# WHAT YOU SHOULD DO:
All the data should be repeated exactly. Any image in it is left out.

[Stored entries]
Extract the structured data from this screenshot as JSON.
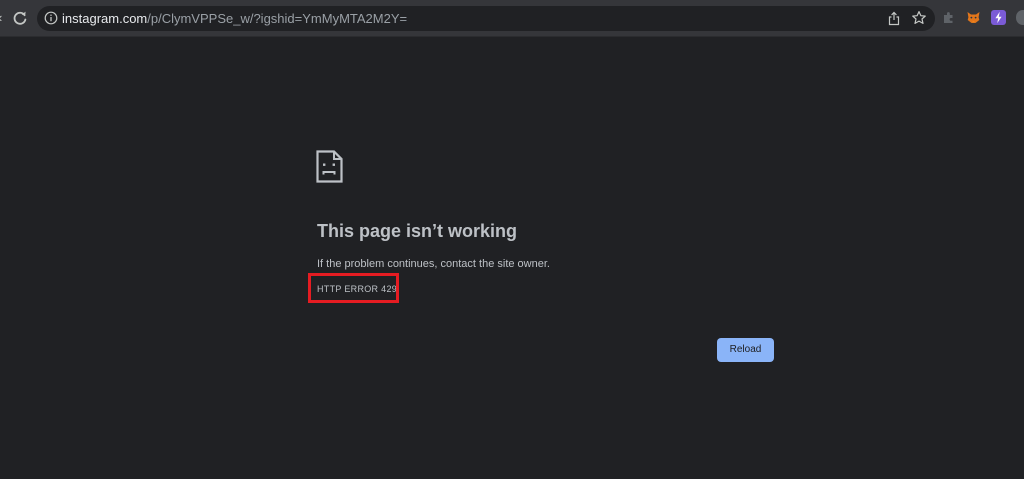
{
  "browser": {
    "url_host": "instagram.com",
    "url_path": "/p/ClymVPPSe_w/?igshid=YmMyMTA2M2Y=",
    "extensions": [
      "puzzle-icon",
      "fox-icon",
      "purple-bolt-icon"
    ]
  },
  "error": {
    "icon": "sad-page-icon",
    "title": "This page isn’t working",
    "description": "If the problem continues, contact the site owner.",
    "code": "HTTP ERROR 429",
    "highlight_color": "#e51c22"
  },
  "actions": {
    "reload_label": "Reload",
    "reload_color": "#8ab4f8"
  },
  "theme": {
    "background": "#202124",
    "text": "#bdc1c6"
  }
}
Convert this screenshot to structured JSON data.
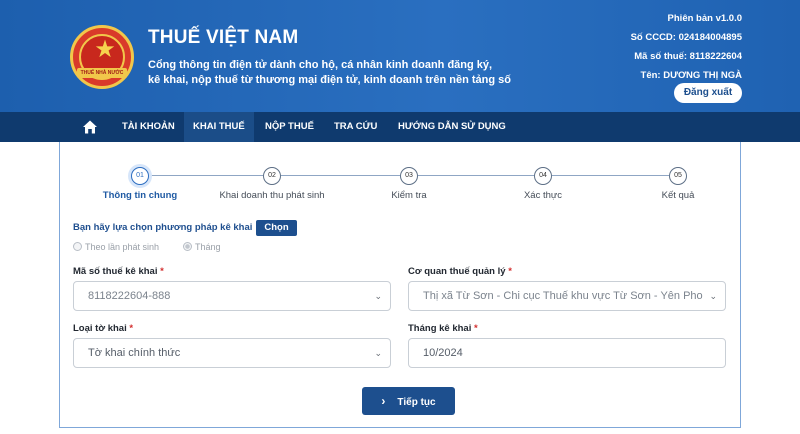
{
  "header": {
    "title": "THUẾ VIỆT NAM",
    "description_line1": "Cổng thông tin điện tử dành cho hộ, cá nhân kinh doanh đăng ký,",
    "description_line2": "kê khai, nộp thuế từ thương mại điện tử, kinh doanh trên nền tảng số",
    "emblem_text": "THUẾ NHÀ NƯỚC",
    "version": "Phiên bản v1.0.0",
    "cccd": "Số CCCD: 024184004895",
    "tax_code": "Mã số thuế: 8118222604",
    "name": "Tên: DƯƠNG THỊ NGÀ",
    "logout_label": "Đăng xuất"
  },
  "nav": {
    "home_icon": "home-icon",
    "items": [
      {
        "label": "TÀI KHOẢN",
        "active": false
      },
      {
        "label": "KHAI THUẾ",
        "active": true
      },
      {
        "label": "NỘP THUẾ",
        "active": false
      },
      {
        "label": "TRA CỨU",
        "active": false
      },
      {
        "label": "HƯỚNG DẪN SỬ DỤNG",
        "active": false
      }
    ]
  },
  "steps": [
    {
      "num": "01",
      "label": "Thông tin chung",
      "active": true
    },
    {
      "num": "02",
      "label": "Khai doanh thu phát sinh",
      "active": false
    },
    {
      "num": "03",
      "label": "Kiểm tra",
      "active": false
    },
    {
      "num": "04",
      "label": "Xác thực",
      "active": false
    },
    {
      "num": "05",
      "label": "Kết quả",
      "active": false
    }
  ],
  "method": {
    "prompt": "Bạn hãy lựa chọn phương pháp kê khai",
    "choose_label": "Chọn",
    "options": [
      "Theo lần phát sinh",
      "Tháng"
    ],
    "selected": "Tháng"
  },
  "form": {
    "tax_code_label": "Mã số thuế kê khai",
    "tax_code_value": "8118222604-888",
    "authority_label": "Cơ quan thuế quản lý",
    "authority_value": "Thị xã Từ Sơn - Chi cục Thuế khu vực Từ Sơn - Yên Pho",
    "declaration_type_label": "Loại tờ khai",
    "declaration_type_value": "Tờ khai chính thức",
    "period_label": "Tháng kê khai",
    "period_value": "10/2024",
    "required_mark": "*"
  },
  "actions": {
    "continue_label": "Tiếp tục"
  },
  "colors": {
    "header_bg": "#2a6fc0",
    "nav_bg": "#0f3a6e",
    "primary_button": "#1d4f8e",
    "required": "#d32f2f"
  }
}
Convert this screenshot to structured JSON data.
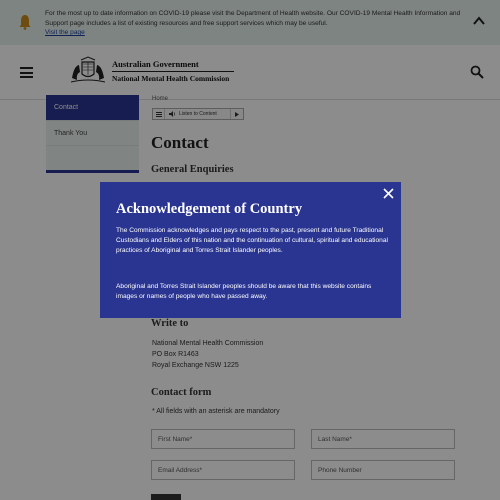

# COMPLETE OUTPUT:
Extract the structured data from this screenshot as JSON.
{
  "browser": {
    "url_host": "instagram.com",
    "url_path": "/p/ClymVPPSe_w/?igshid=YmMyMTA2M2Y=",
    "extensions": [
      "puzzle-icon",
      "fox-icon",
      "purple-bolt-icon"
    ]
  },
  "error": {
    "icon": "sad-page-icon",
    "title": "This page isn’t working",
    "description": "If the problem continues, contact the site owner.",
    "code": "HTTP ERROR 429",
    "highlight_color": "#e51c22"
  },
  "actions": {
    "reload_label": "Reload",
    "reload_color": "#8ab4f8"
  },
  "theme": {
    "background": "#202124",
    "text": "#bdc1c6"
  }
}
Convert this screenshot to structured JSON data.
{
  "header": {
    "title": "THUẾ VIỆT NAM",
    "description_line1": "Cổng thông tin điện tử dành cho hộ, cá nhân kinh doanh đăng ký,",
    "description_line2": "kê khai, nộp thuế từ thương mại điện tử, kinh doanh trên nền tảng số",
    "emblem_text": "THUẾ NHÀ NƯỚC",
    "version": "Phiên bản v1.0.0",
    "cccd": "Số CCCD: 024184004895",
    "tax_code": "Mã số thuế: 8118222604",
    "name": "Tên: DƯƠNG THỊ NGÀ",
    "logout_label": "Đăng xuất"
  },
  "nav": {
    "home_icon": "home-icon",
    "items": [
      {
        "label": "TÀI KHOẢN",
        "active": false
      },
      {
        "label": "KHAI THUẾ",
        "active": true
      },
      {
        "label": "NỘP THUẾ",
        "active": false
      },
      {
        "label": "TRA CỨU",
        "active": false
      },
      {
        "label": "HƯỚNG DẪN SỬ DỤNG",
        "active": false
      }
    ]
  },
  "steps": [
    {
      "num": "01",
      "label": "Thông tin chung",
      "active": true
    },
    {
      "num": "02",
      "label": "Khai doanh thu phát sinh",
      "active": false
    },
    {
      "num": "03",
      "label": "Kiểm tra",
      "active": false
    },
    {
      "num": "04",
      "label": "Xác thực",
      "active": false
    },
    {
      "num": "05",
      "label": "Kết quả",
      "active": false
    }
  ],
  "method": {
    "prompt": "Bạn hãy lựa chọn phương pháp kê khai",
    "choose_label": "Chọn",
    "options": [
      "Theo lần phát sinh",
      "Tháng"
    ],
    "selected": "Tháng"
  },
  "form": {
    "tax_code_label": "Mã số thuế kê khai",
    "tax_code_value": "8118222604-888",
    "authority_label": "Cơ quan thuế quản lý",
    "authority_value": "Thị xã Từ Sơn - Chi cục Thuế khu vực Từ Sơn - Yên Pho",
    "declaration_type_label": "Loại tờ khai",
    "declaration_type_value": "Tờ khai chính thức",
    "period_label": "Tháng kê khai",
    "period_value": "10/2024",
    "required_mark": "*"
  },
  "actions": {
    "continue_label": "Tiếp tục"
  },
  "colors": {
    "header_bg": "#2a6fc0",
    "nav_bg": "#0f3a6e",
    "primary_button": "#1d4f8e",
    "required": "#d32f2f"
  }
}
Convert this screenshot to structured JSON data.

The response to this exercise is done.